__TASK__.
Pull every line containing "this" from the entries.

▼

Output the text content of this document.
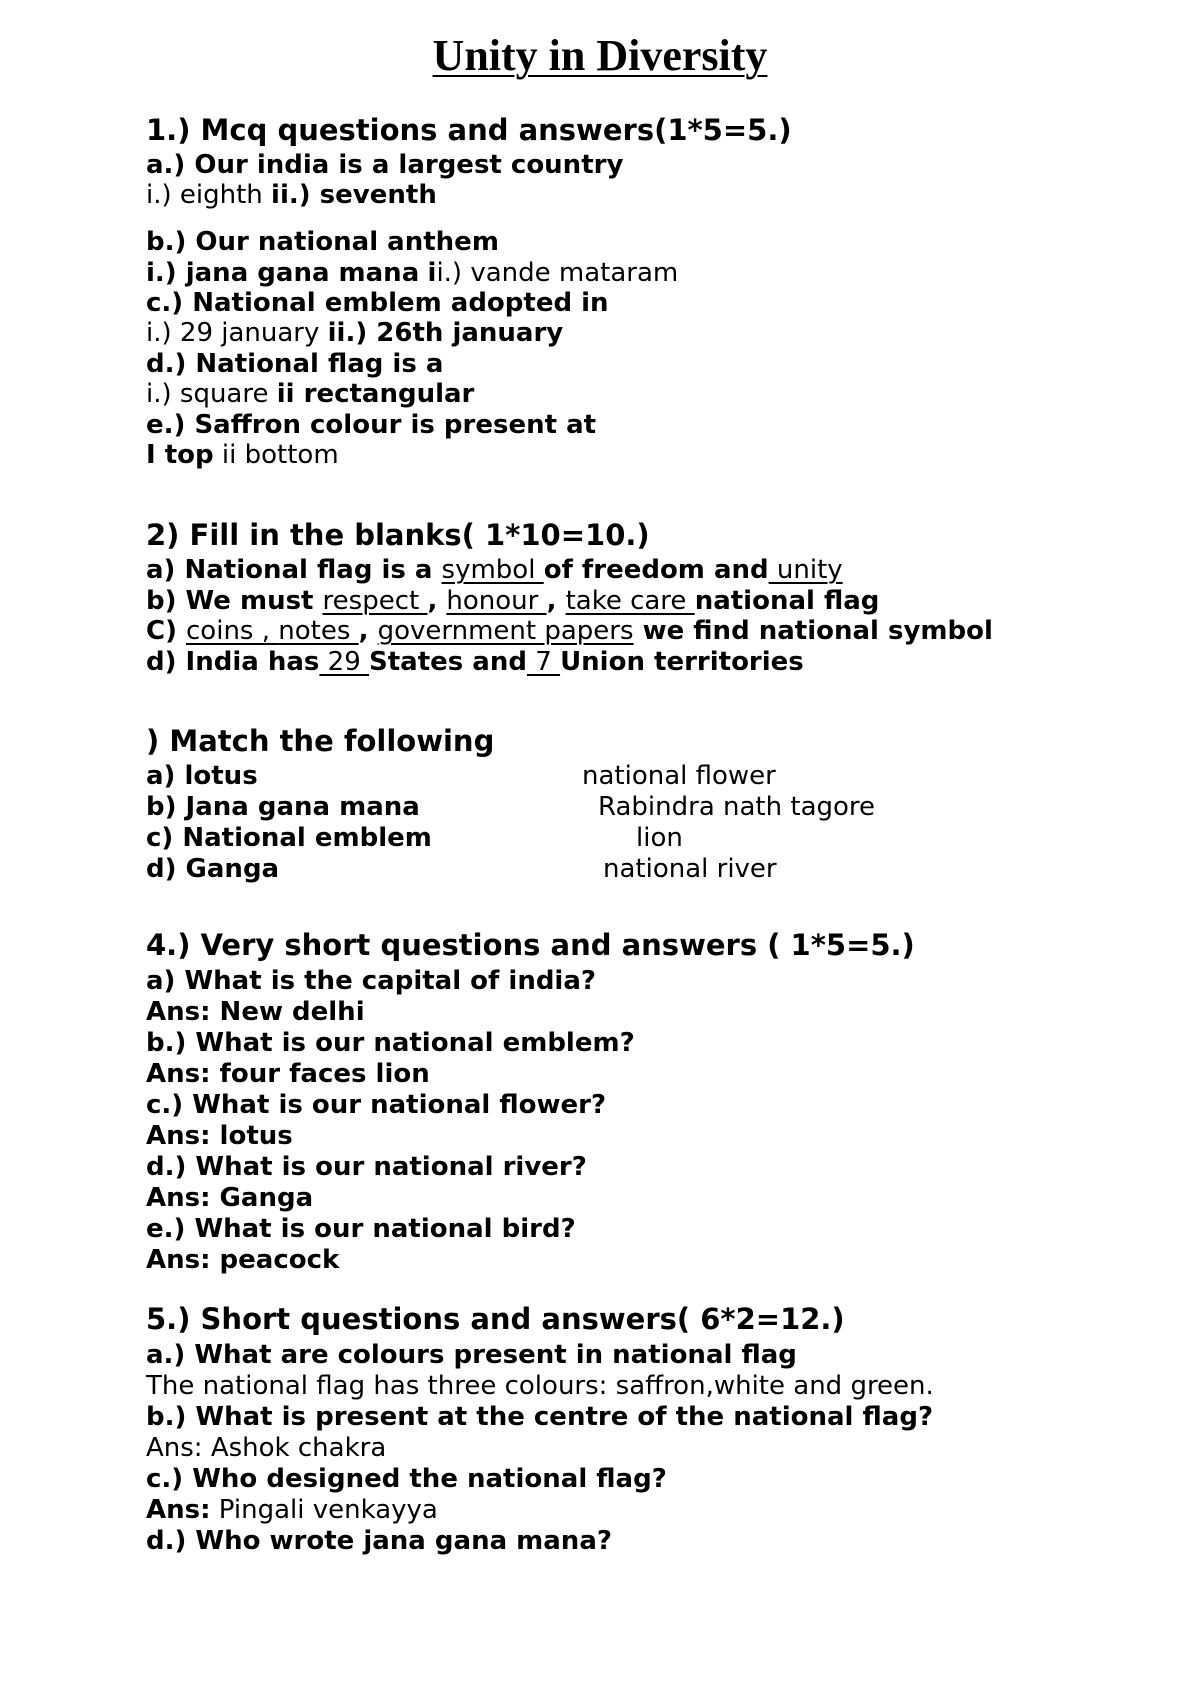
Unity in Diversity
1.) Mcq questions and answers(1*5=5.)
a.) Our india is a largest country
i.) eighth ii.) seventh
b.) Our national anthem
i.) jana gana mana ii.) vande mataram
c.) National emblem adopted in
i.) 29 january ii.) 26th january
d.) National flag is a
i.) square ii rectangular
e.) Saffron colour is present at
I top ii bottom
2) Fill in the blanks( 1*10=10.)
a) National flag is a symbol of freedom and unity
b) We must respect , honour , take care national flag
C) coins , notes , government papers we find national symbol
d) India has 29 States and 7 Union territories
) Match the following
a) lotus	national flower
b) Jana gana mana	Rabindra nath tagore
c) National emblem	lion
d) Ganga	national river
4.) Very short questions and answers ( 1*5=5.)
a) What is the capital of india?
Ans: New delhi
b.) What is our national emblem?
Ans: four faces lion
c.) What is our national flower?
Ans: lotus
d.) What is our national river?
Ans: Ganga
e.) What is our national bird?
Ans: peacock
5.) Short questions and answers( 6*2=12.)
a.) What are colours present in national flag
The national flag has three colours: saffron,white and green.
b.) What is present at the centre of the national flag?
Ans: Ashok chakra
c.) Who designed the national flag?
Ans: Pingali venkayya
d.) Who wrote jana gana mana?
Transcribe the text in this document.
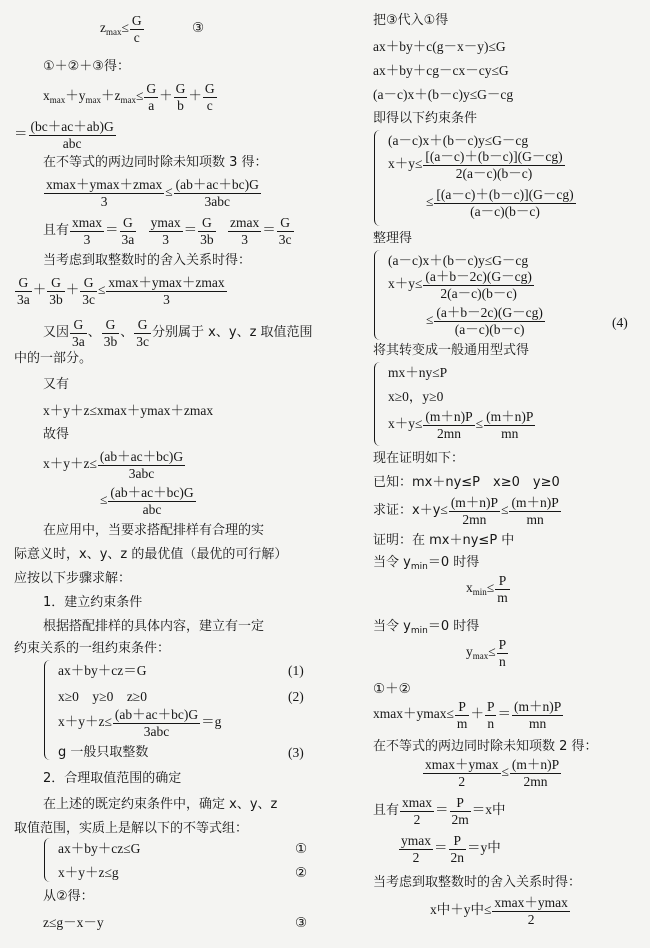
$z_{max}\le \frac{G}{c}$	③
①＋②＋③得：
$x_{max}+y_{max}+z_{max}\le \frac{G}{a} + \frac{G}{b} + \frac{G}{c}$
＝ $\frac{(bc+ac+ab)G}{\text{abc}}$
在不等式的两边同时除未知项数 3 得：
$\frac{xmax+ymax+zmax}{3} \le \frac{(ab+ac+bc)G}{\text{3abc}}$
且有 $\frac{xmax}{3} = \frac{G}{3a}$
$\frac{ymax}{3} = \frac{G}{3b}$
$\frac{zmax}{3} = \frac{G}{3c}$
当考虑到取整数时的舍入关系时得：
$\frac{G}{3a} + \frac{G}{3b} + \frac{G}{3c} \le \frac{xmax+ymax+zmax}{3}$
又因 $\frac{G}{3a}$ 、 $\frac{G}{3b}$ 、 $\frac{G}{3c}$ 分别属于 x、y、z 取值范围
中的一部分。
又有
x＋y＋z≤xmax＋ymax＋zmax
故得
$x+y+z\le \frac{(ab+ac+bc)G}{\text{3abc}}$
≤ $\frac{(ab+ac+bc)G}{\text{abc}}$
在应用中，当要求搭配排样有合理的实
际意义时，x、y、z 的最优值（最优的可行解）
应按以下步骤求解：
1．建立约束条件
根据搭配排样的具体内容，建立有一定
约束关系的一组约束条件：
ax＋by＋cz＝G	(1)
x≥0　y≥0　z≥0	(2)
$x+y+z\le \frac{(ab+ac+bc)G}{\text{3abc}} =g$
g 一般只取整数	(3)
2．合理取值范围的确定
在上述的既定约束条件中，确定 x、y、z
取值范围，实质上是解以下的不等式组：
ax＋by＋cz≤G	①
x＋y＋z≤g	②
从②得：
z≤g－x－y	③
把③代入①得
ax＋by＋c(g－x－y)≤G
ax＋by＋cg－cx－cy≤G
(a－c)x＋(b－c)y≤G－cg
即得以下约束条件
(a－c)x＋(b－c)y≤G－cg
$x+y\le \frac{[(a-c)+(b-c)](G-cg)}{2(a-c)(b-c)}$
≤ $\frac{[(a-c)+(b-c)](G-cg)}{(a-c)(b-c)}$
整理得
(a－c)x＋(b－c)y≤G－cg
$x+y\le \frac{(a+b-2c)(G-cg)}{2(a-c)(b-c)}$
≤ $\frac{(a+b-2c)(G-cg)}{(a-c)(b-c)}$	(4)
将其转变成一般通用型式得
mx＋ny≤P
x≥0，y≥0
$x+y\le \frac{(m+n)P}{2mn} \le \frac{(m+n)P}{mn}$
现在证明如下：
已知：mx＋ny≤P　x≥0　y≥0
求证：$x+y\le \frac{(m+n)P}{2mn} \le \frac{(m+n)P}{mn}$
证明：在 mx＋ny≤P 中
当令 $y_{min}=0$ 时得
$x_{min}\le \frac{P}{m}$
当令 $y_{min}=0$ 时得
$y_{max}\le \frac{P}{n}$
①＋②
$xmax+ymax\le \frac{P}{m} + \frac{P}{n} = \frac{(m+n)P}{mn}$
在不等式的两边同时除未知项数 2 得：
$\frac{xmax+ymax}{2} \le \frac{(m+n)P}{2mn}$
且有 $\frac{xmax}{2} = \frac{P}{2m} =x$中
$\frac{ymax}{2} = \frac{P}{2n} =y$中
当考虑到取整数时的舍入关系时得：
x中＋y中≤ $\frac{xmax+ymax}{2}$
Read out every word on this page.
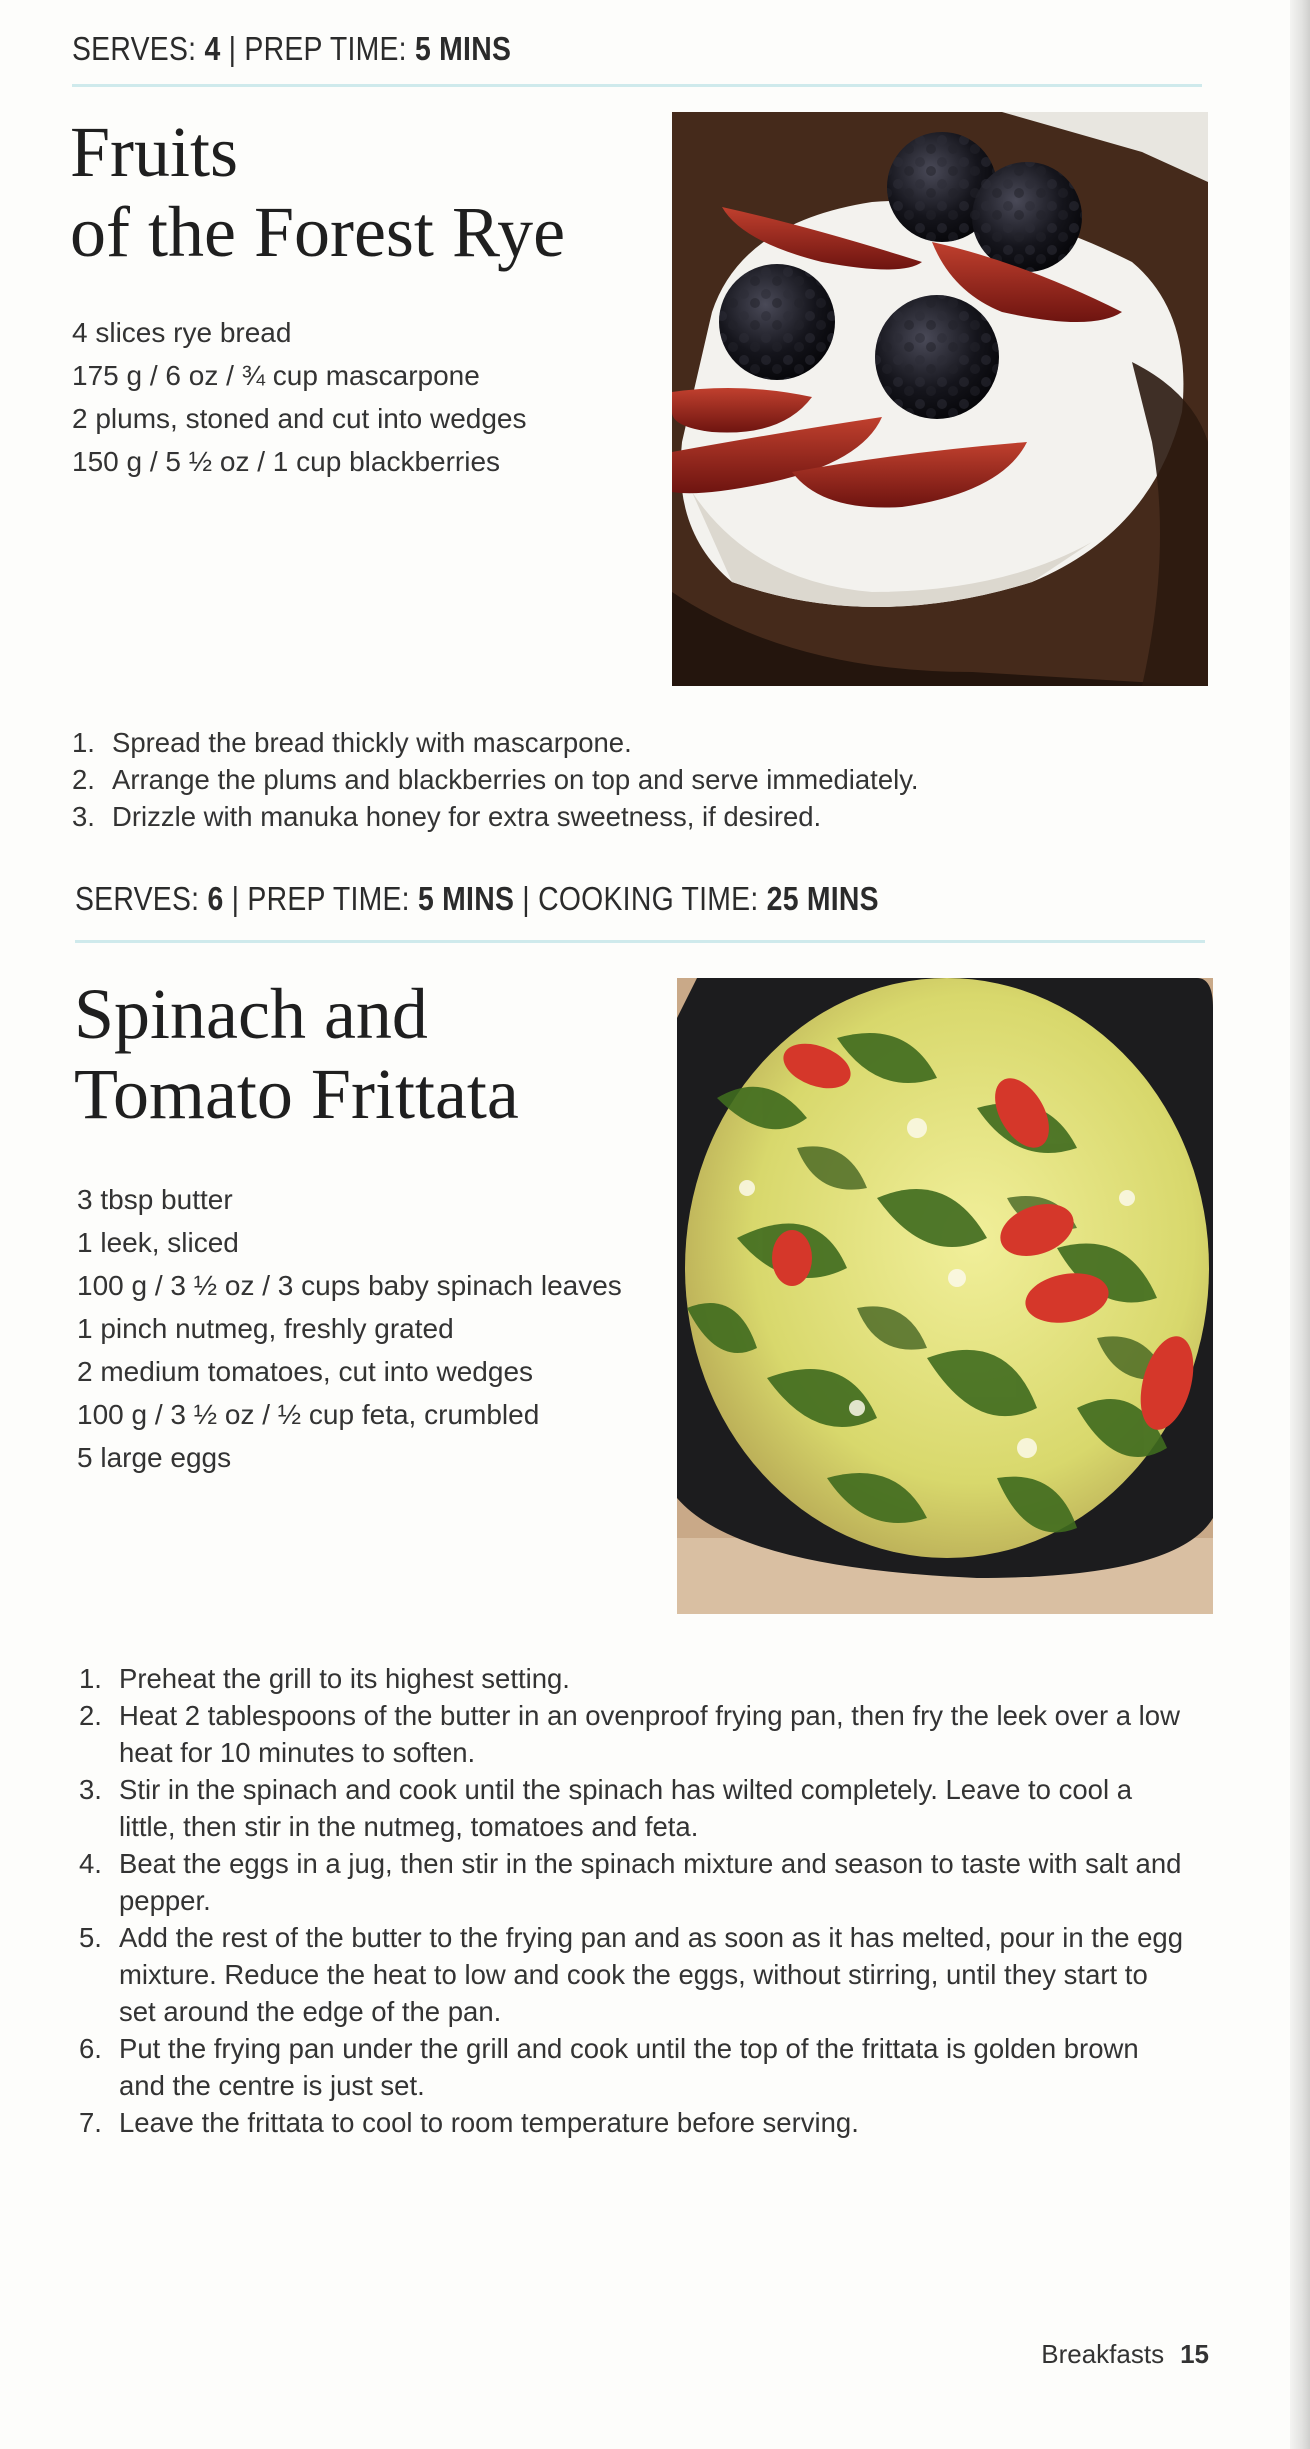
SERVES: 4 | PREP TIME: 5 MINS
Fruits
of the Forest Rye
4 slices rye bread
175 g / 6 oz / ¾ cup mascarpone
2 plums, stoned and cut into wedges
150 g / 5 ½ oz / 1 cup blackberries
1. Spread the bread thickly with mascarpone.
2. Arrange the plums and blackberries on top and serve immediately.
3. Drizzle with manuka honey for extra sweetness, if desired.
SERVES: 6 | PREP TIME: 5 MINS | COOKING TIME: 25 MINS
Spinach and
Tomato Frittata
3 tbsp butter
1 leek, sliced
100 g / 3 ½ oz / 3 cups baby spinach leaves
1 pinch nutmeg, freshly grated
2 medium tomatoes, cut into wedges
100 g / 3 ½ oz / ½ cup feta, crumbled
5 large eggs
1. Preheat the grill to its highest setting.
2. Heat 2 tablespoons of the butter in an ovenproof frying pan, then fry the leek over a low heat for 10 minutes to soften.
3. Stir in the spinach and cook until the spinach has wilted completely. Leave to cool a little, then stir in the nutmeg, tomatoes and feta.
4. Beat the eggs in a jug, then stir in the spinach mixture and season to taste with salt and pepper.
5. Add the rest of the butter to the frying pan and as soon as it has melted, pour in the egg mixture. Reduce the heat to low and cook the eggs, without stirring, until they start to set around the edge of the pan.
6. Put the frying pan under the grill and cook until the top of the frittata is golden brown and the centre is just set.
7. Leave the frittata to cool to room temperature before serving.
Breakfasts 15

▲

__OUTPUT BELOW__.
Output the text content of this document.
Transcribe the text in this document.
Read out every word on this page.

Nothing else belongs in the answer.